▶ [EXERCISE INSTRUCTIONS] Identify the lines bearing the string "this" and gather them.

[Entries taken from a collection]
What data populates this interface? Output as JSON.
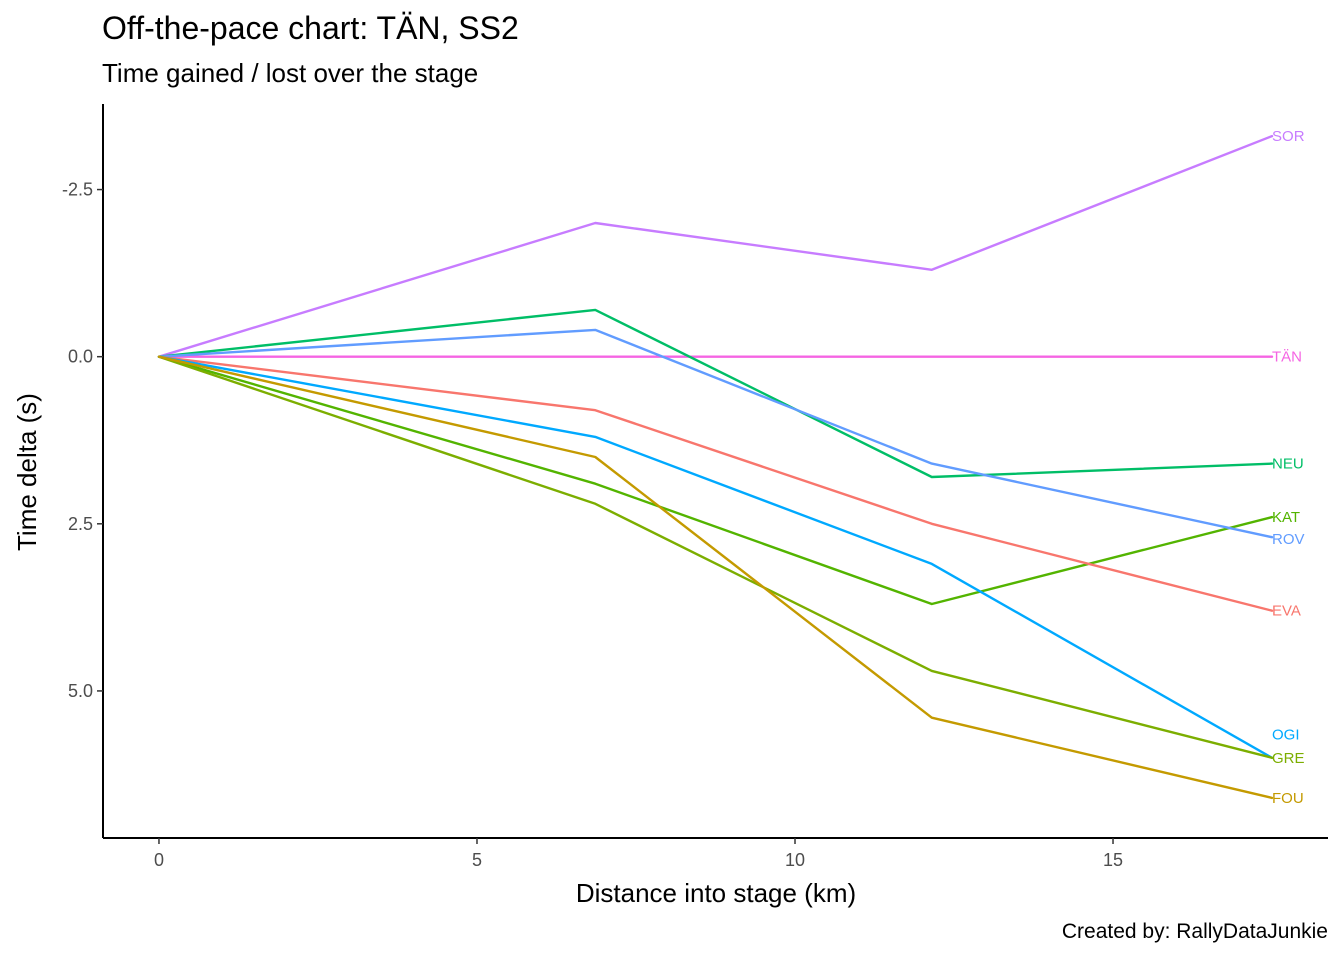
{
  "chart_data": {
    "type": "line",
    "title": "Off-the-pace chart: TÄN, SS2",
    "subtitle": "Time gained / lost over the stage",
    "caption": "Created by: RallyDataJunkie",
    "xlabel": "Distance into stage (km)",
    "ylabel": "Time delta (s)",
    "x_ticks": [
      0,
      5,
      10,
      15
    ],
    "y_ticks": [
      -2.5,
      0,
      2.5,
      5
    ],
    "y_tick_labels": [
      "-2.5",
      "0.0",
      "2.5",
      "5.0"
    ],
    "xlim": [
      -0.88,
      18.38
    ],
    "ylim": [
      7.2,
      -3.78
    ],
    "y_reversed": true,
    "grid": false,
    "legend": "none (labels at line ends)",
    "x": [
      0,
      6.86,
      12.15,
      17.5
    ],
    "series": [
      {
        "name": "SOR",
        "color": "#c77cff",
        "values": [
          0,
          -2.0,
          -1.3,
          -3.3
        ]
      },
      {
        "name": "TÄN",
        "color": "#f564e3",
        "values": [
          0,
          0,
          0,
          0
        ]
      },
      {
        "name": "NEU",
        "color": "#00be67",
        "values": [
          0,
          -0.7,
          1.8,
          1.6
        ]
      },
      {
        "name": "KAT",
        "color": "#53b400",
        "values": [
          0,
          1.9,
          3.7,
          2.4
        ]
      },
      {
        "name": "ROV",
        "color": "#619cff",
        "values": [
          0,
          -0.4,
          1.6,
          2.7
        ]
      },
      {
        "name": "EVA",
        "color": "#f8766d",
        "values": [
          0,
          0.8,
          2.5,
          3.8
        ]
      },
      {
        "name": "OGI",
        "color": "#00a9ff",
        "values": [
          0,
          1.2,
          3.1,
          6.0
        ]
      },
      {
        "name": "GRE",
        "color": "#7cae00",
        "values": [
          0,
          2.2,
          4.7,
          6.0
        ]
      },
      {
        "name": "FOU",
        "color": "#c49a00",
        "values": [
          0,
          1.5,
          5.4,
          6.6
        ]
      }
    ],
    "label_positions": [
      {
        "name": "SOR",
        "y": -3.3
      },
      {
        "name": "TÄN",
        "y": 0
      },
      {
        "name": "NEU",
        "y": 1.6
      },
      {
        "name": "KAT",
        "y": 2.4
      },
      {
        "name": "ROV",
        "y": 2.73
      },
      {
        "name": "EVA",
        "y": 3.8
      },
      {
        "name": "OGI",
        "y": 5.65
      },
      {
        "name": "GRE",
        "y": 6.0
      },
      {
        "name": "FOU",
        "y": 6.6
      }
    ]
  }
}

---

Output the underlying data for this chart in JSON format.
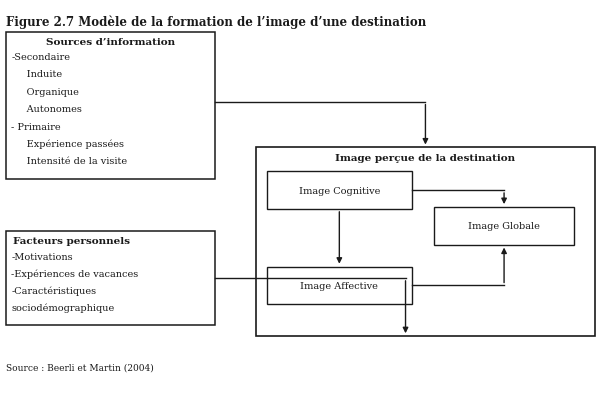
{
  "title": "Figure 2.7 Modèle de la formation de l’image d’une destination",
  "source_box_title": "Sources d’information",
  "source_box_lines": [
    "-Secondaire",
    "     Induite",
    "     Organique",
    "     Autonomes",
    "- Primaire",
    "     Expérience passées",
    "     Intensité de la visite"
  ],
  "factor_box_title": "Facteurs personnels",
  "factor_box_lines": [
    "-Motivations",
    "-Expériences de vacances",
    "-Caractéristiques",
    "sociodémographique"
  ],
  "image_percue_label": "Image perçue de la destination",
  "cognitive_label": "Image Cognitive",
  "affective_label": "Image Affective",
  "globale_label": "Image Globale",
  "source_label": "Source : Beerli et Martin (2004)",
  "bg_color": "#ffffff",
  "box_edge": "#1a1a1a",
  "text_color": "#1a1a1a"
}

▶ [THE SOLUTION]
What data populates this interface? Output as JSON.
Output the underlying data for this chart in JSON format.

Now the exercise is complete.